**Task directions**
Gather all lines with "equity" from the records.

Recorded data:
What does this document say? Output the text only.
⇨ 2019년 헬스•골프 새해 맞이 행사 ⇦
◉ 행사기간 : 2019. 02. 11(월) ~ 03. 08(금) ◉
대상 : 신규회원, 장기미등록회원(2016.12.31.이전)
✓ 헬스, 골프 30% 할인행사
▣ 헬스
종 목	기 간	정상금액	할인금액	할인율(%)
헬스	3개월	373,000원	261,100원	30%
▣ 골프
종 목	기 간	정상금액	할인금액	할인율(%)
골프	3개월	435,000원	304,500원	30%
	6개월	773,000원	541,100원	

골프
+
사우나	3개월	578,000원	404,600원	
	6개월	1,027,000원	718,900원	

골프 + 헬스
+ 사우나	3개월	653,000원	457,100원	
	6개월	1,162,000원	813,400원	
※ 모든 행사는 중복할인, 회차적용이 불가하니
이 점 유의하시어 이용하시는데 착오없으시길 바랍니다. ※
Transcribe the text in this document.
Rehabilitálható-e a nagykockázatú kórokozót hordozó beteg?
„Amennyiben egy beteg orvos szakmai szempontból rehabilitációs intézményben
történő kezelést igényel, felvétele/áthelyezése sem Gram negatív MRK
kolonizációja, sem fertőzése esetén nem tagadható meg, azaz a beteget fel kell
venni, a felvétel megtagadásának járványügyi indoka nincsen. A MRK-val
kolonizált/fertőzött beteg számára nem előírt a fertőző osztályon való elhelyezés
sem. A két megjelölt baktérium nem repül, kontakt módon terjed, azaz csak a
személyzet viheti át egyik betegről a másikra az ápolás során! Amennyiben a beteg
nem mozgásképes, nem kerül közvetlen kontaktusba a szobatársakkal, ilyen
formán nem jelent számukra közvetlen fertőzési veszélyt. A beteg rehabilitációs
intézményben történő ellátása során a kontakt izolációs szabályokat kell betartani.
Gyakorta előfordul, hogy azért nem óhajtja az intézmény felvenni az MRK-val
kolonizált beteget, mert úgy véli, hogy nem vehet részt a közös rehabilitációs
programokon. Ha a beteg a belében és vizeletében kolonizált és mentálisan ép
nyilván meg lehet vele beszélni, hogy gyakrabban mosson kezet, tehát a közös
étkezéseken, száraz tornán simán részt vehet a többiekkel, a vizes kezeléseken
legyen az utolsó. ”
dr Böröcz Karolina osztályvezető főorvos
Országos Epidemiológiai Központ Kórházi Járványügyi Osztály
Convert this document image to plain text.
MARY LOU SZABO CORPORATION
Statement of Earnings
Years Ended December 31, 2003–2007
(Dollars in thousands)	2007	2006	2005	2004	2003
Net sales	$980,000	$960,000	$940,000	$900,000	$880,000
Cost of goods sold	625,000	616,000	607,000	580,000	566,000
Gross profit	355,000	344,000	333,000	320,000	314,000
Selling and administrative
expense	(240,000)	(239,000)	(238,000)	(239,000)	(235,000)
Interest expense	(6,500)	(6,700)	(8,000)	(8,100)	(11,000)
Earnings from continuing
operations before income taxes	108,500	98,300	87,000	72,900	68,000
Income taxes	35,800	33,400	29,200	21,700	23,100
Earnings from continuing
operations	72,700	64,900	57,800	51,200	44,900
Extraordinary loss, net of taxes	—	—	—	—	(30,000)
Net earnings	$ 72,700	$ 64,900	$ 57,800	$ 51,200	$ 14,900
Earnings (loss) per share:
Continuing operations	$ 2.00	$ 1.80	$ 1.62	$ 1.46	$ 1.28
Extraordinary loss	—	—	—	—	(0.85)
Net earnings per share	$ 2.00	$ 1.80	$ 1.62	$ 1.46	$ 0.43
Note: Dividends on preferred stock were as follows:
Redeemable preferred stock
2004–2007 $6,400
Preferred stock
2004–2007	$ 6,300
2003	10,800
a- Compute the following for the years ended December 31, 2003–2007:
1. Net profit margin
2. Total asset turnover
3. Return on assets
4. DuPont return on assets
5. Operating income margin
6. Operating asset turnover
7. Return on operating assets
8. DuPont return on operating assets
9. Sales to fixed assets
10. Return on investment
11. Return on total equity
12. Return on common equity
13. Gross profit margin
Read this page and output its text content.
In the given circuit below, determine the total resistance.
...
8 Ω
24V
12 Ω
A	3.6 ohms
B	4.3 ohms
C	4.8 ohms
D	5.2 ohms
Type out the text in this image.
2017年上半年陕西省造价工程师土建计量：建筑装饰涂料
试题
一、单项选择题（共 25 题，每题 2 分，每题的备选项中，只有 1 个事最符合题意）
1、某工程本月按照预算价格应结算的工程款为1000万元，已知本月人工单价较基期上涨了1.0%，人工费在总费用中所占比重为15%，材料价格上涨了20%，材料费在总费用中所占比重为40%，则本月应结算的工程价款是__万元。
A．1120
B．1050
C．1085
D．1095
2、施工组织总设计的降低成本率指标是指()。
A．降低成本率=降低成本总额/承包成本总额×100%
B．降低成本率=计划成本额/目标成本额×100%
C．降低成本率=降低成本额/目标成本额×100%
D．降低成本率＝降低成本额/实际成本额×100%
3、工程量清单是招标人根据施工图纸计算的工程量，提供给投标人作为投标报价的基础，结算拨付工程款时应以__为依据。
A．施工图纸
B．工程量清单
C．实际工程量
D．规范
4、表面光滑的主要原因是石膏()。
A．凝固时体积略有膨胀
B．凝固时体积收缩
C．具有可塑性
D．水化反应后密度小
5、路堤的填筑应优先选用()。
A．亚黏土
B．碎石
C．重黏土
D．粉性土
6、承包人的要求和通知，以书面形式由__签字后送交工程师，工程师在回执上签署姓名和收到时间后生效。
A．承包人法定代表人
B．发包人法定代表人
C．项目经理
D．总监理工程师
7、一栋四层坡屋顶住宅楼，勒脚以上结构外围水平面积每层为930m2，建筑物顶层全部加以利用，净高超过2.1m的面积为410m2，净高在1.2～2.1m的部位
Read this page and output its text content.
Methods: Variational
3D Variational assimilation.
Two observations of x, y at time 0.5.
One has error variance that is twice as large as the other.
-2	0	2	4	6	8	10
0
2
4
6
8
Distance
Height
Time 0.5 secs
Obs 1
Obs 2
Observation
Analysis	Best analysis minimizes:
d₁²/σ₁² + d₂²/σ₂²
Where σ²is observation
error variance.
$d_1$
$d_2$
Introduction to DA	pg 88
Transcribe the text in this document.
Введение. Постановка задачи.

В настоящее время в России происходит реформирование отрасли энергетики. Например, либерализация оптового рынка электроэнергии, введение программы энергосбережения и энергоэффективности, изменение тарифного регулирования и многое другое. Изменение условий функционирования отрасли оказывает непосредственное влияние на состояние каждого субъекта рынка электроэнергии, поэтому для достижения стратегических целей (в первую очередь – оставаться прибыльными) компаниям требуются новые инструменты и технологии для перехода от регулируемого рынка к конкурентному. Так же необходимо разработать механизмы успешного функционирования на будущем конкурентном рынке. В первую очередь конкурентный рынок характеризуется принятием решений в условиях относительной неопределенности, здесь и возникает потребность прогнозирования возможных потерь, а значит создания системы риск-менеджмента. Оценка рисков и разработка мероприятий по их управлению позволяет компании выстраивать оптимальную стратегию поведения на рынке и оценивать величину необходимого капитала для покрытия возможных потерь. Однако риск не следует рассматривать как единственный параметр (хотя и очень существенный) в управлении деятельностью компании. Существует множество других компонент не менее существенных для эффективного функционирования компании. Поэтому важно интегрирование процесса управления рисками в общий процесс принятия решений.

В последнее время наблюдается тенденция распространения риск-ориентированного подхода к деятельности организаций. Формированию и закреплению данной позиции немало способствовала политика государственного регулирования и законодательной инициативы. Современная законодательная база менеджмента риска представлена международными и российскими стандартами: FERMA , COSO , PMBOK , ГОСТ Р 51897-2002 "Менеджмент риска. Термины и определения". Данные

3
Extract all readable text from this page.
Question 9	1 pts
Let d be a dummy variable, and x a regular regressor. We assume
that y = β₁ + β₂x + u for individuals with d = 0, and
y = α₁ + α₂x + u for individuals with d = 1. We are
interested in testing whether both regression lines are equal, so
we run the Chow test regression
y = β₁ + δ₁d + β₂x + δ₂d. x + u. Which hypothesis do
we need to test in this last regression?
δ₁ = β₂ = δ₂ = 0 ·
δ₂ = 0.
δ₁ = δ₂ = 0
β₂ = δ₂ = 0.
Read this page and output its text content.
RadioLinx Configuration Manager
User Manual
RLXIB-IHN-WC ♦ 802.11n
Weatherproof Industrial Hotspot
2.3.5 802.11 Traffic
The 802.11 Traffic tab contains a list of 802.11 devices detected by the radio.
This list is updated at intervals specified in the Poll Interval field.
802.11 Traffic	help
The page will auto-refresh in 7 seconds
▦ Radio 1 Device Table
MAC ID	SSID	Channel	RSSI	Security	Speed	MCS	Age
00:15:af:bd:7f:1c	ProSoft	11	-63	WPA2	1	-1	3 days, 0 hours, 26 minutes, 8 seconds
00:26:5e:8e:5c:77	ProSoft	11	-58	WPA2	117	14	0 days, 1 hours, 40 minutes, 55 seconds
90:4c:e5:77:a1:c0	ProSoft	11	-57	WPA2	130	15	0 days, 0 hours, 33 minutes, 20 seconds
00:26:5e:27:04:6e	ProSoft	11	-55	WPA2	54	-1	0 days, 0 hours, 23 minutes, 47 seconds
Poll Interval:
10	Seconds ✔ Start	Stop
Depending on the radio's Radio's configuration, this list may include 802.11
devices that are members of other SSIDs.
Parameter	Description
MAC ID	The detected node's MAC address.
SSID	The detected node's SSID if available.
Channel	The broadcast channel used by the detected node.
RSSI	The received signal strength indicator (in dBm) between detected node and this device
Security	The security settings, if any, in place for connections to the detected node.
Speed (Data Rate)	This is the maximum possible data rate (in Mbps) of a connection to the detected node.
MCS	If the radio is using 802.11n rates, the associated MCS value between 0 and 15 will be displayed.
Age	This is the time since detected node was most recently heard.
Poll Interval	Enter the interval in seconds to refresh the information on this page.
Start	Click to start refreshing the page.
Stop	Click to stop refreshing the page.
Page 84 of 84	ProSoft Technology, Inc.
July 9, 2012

**Task solution**
11. Return on total equity
12. Return on common equity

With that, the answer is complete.